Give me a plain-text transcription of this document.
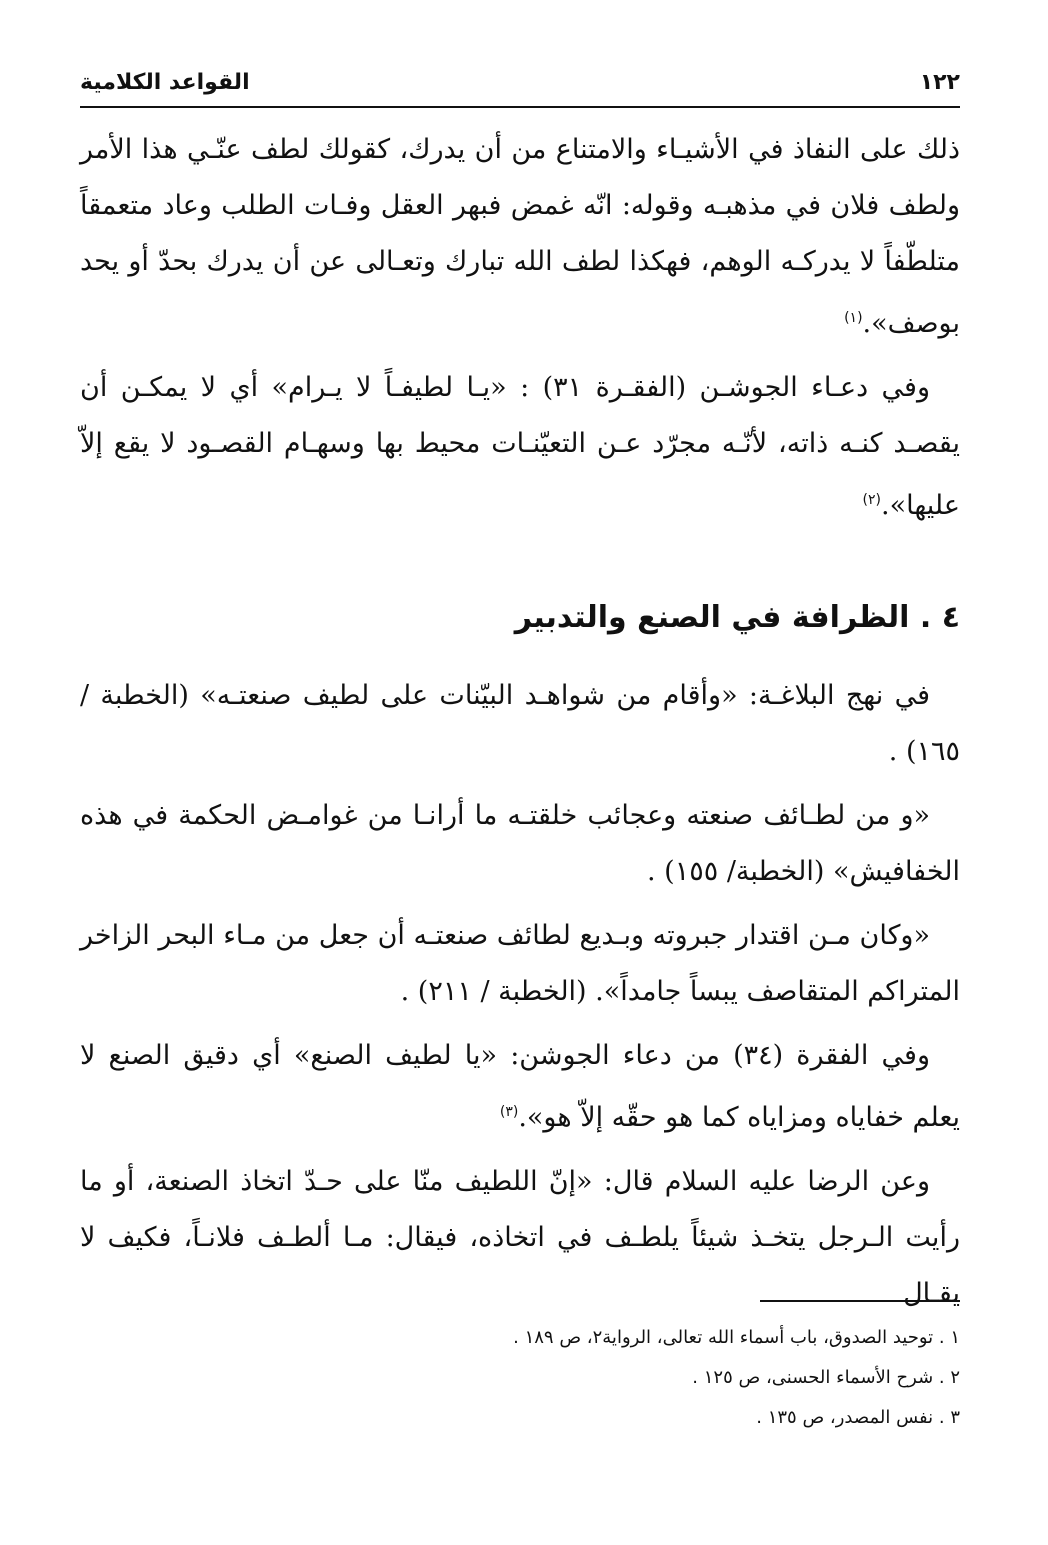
١٢٢
القواعد الكلامية

ذلك على النفاذ في الأشيـاء والامتناع من أن يدرك، كقولك لطف عنّـي هذا الأمر ولطف فلان في مذهبـه وقوله: انّه غمض فبهر العقل وفـات الطلب وعاد متعمقاً متلطّفاً لا يدركـه الوهم، فهكذا لطف الله تبارك وتعـالى عن أن يدرك بحدّ أو يحد بوصف».$^{(١)}$

وفي دعـاء الجوشـن (الفقـرة ٣١) : «يـا لطيفـاً لا يـرام» أي لا يمكـن أن يقصـد كنـه ذاته، لأنّـه مجرّد عـن التعيّنـات محيط بها وسهـام القصـود لا يقع إلاّ عليها».$^{(٢)}$

٤ . الظرافة في الصنع والتدبير

في نهج البلاغـة: «وأقام من شواهـد البيّنات على لطيف صنعتـه» (الخطبة / ١٦٥) .

«و من لطـائف صنعته وعجائب خلقتـه ما أرانـا من غوامـض الحكمة في هذه الخفافيش» (الخطبة/ ١٥٥) .

«وكان مـن اقتدار جبروته وبـديع لطائف صنعتـه أن جعل من مـاء البحر الزاخر المتراكم المتقاصف يبساً جامداً». (الخطبة / ٢١١) .

وفي الفقرة (٣٤) من دعاء الجوشن: «يا لطيف الصنع» أي دقيق الصنع لا يعلم خفاياه ومزاياه كما هو حقّه إلاّ هو».$^{(٣)}$

وعن الرضا عليه السلام قال: «إنّ اللطيف منّا على حـدّ اتخاذ الصنعة، أو ما رأيت الـرجل يتخـذ شيئاً يلطـف في اتخاذه، فيقال: مـا ألطـف فلانـاً، فكيف لا يقـال

١ . توحيد الصدوق، باب أسماء الله تعالى، الرواية٢، ص ١٨٩ .
٢ . شرح الأسماء الحسنى، ص ١٢٥ .
٣ . نفس المصدر، ص ١٣٥ .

GIVEN INSTRUCTION - Omit every picture, then reproduce the rest of the listing exactly.

RESPONSE TO THIS TASK -
Give me a plain-text transcription of this document.
١٢٢
القواعد الكلامية

ذلك على النفاذ في الأشيـاء والامتناع من أن يدرك، كقولك لطف عنّـي هذا الأمر ولطف فلان في مذهبـه وقوله: انّه غمض فبهر العقل وفـات الطلب وعاد متعمقاً متلطّفاً لا يدركـه الوهم، فهكذا لطف الله تبارك وتعـالى عن أن يدرك بحدّ أو يحد بوصف».$^{(١)}$

وفي دعـاء الجوشـن (الفقـرة ٣١) : «يـا لطيفـاً لا يـرام» أي لا يمكـن أن يقصـد كنـه ذاته، لأنّـه مجرّد عـن التعيّنـات محيط بها وسهـام القصـود لا يقع إلاّ عليها».$^{(٢)}$

٤ . الظرافة في الصنع والتدبير

في نهج البلاغـة: «وأقام من شواهـد البيّنات على لطيف صنعتـه» (الخطبة / ١٦٥) .

«و من لطـائف صنعته وعجائب خلقتـه ما أرانـا من غوامـض الحكمة في هذه الخفافيش» (الخطبة/ ١٥٥) .

«وكان مـن اقتدار جبروته وبـديع لطائف صنعتـه أن جعل من مـاء البحر الزاخر المتراكم المتقاصف يبساً جامداً». (الخطبة / ٢١١) .

وفي الفقرة (٣٤) من دعاء الجوشن: «يا لطيف الصنع» أي دقيق الصنع لا يعلم خفاياه ومزاياه كما هو حقّه إلاّ هو».$^{(٣)}$

وعن الرضا عليه السلام قال: «إنّ اللطيف منّا على حـدّ اتخاذ الصنعة، أو ما رأيت الـرجل يتخـذ شيئاً يلطـف في اتخاذه، فيقال: مـا ألطـف فلانـاً، فكيف لا يقـال

١ . توحيد الصدوق، باب أسماء الله تعالى، الرواية٢، ص ١٨٩ .
٢ . شرح الأسماء الحسنى، ص ١٢٥ .
٣ . نفس المصدر، ص ١٣٥ .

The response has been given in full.